[Begin Data provided]

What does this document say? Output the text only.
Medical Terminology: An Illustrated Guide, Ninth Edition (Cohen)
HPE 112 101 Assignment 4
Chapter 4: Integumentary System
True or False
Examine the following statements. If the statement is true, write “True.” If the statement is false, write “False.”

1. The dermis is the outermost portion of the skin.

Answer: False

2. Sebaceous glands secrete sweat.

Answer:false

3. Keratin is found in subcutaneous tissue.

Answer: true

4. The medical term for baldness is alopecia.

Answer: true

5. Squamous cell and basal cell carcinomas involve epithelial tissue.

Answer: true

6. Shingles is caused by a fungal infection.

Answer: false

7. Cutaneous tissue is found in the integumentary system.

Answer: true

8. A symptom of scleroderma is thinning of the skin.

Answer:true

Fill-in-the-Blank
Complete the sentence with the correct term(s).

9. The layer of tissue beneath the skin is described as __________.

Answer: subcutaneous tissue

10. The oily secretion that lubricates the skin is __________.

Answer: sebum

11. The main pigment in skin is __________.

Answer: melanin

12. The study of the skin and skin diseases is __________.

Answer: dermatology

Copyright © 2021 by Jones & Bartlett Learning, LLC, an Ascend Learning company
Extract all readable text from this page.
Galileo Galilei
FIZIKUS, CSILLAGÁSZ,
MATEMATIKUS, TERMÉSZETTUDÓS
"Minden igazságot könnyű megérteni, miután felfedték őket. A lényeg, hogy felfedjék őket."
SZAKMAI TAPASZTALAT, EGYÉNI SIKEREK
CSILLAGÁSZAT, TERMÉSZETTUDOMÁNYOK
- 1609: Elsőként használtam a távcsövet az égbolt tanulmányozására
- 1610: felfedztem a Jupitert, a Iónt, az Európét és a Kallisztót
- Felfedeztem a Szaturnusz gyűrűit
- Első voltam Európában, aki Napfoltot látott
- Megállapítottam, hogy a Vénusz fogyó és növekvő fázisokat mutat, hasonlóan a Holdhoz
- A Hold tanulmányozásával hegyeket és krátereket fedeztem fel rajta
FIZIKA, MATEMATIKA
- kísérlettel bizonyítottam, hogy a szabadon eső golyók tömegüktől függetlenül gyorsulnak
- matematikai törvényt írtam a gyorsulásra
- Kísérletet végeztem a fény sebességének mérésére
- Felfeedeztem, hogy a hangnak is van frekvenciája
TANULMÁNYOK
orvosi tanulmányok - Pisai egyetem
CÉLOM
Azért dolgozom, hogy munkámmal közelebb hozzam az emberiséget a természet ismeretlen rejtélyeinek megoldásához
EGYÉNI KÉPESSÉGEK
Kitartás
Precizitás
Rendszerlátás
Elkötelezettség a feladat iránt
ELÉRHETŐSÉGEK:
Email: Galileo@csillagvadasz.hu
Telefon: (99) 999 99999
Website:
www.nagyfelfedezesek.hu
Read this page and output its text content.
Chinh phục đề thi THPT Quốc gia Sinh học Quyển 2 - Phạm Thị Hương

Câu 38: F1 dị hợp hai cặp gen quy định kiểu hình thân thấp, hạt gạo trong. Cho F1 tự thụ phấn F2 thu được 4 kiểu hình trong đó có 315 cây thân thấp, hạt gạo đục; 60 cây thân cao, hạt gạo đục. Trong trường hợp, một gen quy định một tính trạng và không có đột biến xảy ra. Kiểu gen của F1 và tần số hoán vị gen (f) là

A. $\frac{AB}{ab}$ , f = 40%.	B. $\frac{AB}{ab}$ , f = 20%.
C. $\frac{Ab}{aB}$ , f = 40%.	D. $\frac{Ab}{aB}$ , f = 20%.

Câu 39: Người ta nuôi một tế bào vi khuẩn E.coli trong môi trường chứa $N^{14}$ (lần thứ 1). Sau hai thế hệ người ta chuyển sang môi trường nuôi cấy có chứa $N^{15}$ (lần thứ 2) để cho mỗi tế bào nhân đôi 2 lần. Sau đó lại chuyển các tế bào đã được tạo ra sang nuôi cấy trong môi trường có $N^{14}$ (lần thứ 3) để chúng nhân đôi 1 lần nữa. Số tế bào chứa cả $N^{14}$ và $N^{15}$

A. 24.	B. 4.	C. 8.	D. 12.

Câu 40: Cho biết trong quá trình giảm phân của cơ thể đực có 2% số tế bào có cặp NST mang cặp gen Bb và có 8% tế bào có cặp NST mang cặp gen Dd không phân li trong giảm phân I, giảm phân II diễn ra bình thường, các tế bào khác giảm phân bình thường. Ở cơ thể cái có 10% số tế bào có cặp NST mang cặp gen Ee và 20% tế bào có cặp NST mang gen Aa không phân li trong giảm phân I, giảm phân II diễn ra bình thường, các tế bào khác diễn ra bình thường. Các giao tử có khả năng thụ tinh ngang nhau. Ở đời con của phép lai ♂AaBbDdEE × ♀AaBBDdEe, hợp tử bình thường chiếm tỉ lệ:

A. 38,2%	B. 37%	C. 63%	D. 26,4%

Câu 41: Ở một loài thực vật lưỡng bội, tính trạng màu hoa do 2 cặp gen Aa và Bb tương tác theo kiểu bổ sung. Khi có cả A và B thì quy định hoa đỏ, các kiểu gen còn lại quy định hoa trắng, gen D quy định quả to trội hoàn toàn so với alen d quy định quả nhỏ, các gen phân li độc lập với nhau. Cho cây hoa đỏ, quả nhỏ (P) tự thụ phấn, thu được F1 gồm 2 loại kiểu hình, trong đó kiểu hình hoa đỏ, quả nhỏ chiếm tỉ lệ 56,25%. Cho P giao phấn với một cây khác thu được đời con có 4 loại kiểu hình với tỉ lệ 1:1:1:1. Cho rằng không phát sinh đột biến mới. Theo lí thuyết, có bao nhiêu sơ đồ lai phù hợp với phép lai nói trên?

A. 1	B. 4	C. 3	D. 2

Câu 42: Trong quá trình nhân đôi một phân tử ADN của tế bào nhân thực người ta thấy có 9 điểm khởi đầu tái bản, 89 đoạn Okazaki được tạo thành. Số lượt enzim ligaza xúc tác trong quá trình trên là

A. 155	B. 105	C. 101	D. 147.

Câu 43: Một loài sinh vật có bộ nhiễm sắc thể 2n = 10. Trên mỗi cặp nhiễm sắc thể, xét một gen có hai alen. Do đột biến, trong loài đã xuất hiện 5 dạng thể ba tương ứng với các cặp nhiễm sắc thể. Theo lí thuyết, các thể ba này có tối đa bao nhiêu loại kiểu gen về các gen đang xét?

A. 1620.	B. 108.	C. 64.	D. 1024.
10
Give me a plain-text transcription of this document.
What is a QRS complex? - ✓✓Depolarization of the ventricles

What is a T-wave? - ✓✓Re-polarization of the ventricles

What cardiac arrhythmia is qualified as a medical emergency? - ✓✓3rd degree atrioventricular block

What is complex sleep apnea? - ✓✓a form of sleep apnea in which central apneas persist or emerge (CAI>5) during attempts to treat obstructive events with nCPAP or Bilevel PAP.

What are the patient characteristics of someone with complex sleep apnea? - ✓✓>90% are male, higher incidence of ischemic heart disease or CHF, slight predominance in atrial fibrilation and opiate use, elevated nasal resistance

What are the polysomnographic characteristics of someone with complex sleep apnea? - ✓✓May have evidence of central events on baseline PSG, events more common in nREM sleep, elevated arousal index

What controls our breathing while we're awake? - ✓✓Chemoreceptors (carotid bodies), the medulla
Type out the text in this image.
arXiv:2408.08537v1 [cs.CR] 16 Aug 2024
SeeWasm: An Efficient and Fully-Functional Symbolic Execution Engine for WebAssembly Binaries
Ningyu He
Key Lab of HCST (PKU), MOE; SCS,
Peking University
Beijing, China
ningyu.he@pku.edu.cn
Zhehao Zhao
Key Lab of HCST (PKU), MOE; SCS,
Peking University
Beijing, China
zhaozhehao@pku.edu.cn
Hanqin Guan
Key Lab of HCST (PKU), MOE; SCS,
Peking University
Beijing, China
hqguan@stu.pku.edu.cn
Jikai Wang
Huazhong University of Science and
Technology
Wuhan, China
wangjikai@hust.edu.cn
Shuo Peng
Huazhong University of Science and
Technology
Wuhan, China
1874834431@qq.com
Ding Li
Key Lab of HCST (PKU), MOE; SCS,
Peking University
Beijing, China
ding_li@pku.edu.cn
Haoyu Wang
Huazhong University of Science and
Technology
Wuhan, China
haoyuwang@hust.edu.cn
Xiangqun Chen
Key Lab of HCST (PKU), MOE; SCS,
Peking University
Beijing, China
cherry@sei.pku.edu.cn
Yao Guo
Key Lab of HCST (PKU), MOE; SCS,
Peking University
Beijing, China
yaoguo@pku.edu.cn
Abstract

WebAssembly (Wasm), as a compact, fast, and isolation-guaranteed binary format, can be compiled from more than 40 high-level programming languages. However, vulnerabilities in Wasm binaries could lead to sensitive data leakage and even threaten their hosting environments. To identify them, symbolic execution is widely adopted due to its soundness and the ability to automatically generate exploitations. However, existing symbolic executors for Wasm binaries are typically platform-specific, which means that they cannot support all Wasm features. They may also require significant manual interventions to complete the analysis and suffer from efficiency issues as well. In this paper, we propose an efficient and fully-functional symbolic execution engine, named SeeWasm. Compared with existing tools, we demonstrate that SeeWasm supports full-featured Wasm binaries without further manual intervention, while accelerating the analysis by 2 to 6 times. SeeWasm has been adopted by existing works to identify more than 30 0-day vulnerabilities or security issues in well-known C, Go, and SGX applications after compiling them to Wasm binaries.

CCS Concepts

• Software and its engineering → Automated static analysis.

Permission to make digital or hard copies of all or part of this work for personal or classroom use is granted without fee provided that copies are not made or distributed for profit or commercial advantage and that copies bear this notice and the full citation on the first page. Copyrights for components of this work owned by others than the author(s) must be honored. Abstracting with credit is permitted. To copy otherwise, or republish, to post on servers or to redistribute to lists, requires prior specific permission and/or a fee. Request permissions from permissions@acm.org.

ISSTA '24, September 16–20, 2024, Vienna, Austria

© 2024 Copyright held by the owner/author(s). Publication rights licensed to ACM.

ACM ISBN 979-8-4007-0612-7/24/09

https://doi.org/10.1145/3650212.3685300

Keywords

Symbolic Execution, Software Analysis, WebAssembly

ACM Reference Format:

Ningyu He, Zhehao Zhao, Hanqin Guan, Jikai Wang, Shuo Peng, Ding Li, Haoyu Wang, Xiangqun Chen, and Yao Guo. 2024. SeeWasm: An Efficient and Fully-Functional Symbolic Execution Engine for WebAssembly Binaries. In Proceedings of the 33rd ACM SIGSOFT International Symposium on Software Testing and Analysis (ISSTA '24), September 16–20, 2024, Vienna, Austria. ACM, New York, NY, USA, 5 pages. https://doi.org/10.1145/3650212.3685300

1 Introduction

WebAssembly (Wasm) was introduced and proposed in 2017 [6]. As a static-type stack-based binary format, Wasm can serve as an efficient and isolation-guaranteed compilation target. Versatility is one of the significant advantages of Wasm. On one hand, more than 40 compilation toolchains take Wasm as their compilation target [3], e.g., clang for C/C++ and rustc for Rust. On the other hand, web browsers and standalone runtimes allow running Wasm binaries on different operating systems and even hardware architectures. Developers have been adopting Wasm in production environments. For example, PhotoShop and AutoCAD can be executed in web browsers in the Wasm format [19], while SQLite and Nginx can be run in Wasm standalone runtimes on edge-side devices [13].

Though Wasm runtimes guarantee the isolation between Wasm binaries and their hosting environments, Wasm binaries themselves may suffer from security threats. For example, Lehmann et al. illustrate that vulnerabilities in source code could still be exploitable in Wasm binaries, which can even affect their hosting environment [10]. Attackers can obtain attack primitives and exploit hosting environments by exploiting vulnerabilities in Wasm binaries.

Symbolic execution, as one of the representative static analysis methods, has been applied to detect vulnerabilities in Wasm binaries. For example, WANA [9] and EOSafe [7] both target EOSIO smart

[End Data provided]

Directions =
Filter lines by "Answer" and return each hit.

Output for this task =
Answer: False
Answer:false
Answer: true
Answer: true
Answer: true
Answer: false
Answer: true
Answer:true
Answer: subcutaneous tissue
Answer: sebum
Answer: melanin
Answer: dermatology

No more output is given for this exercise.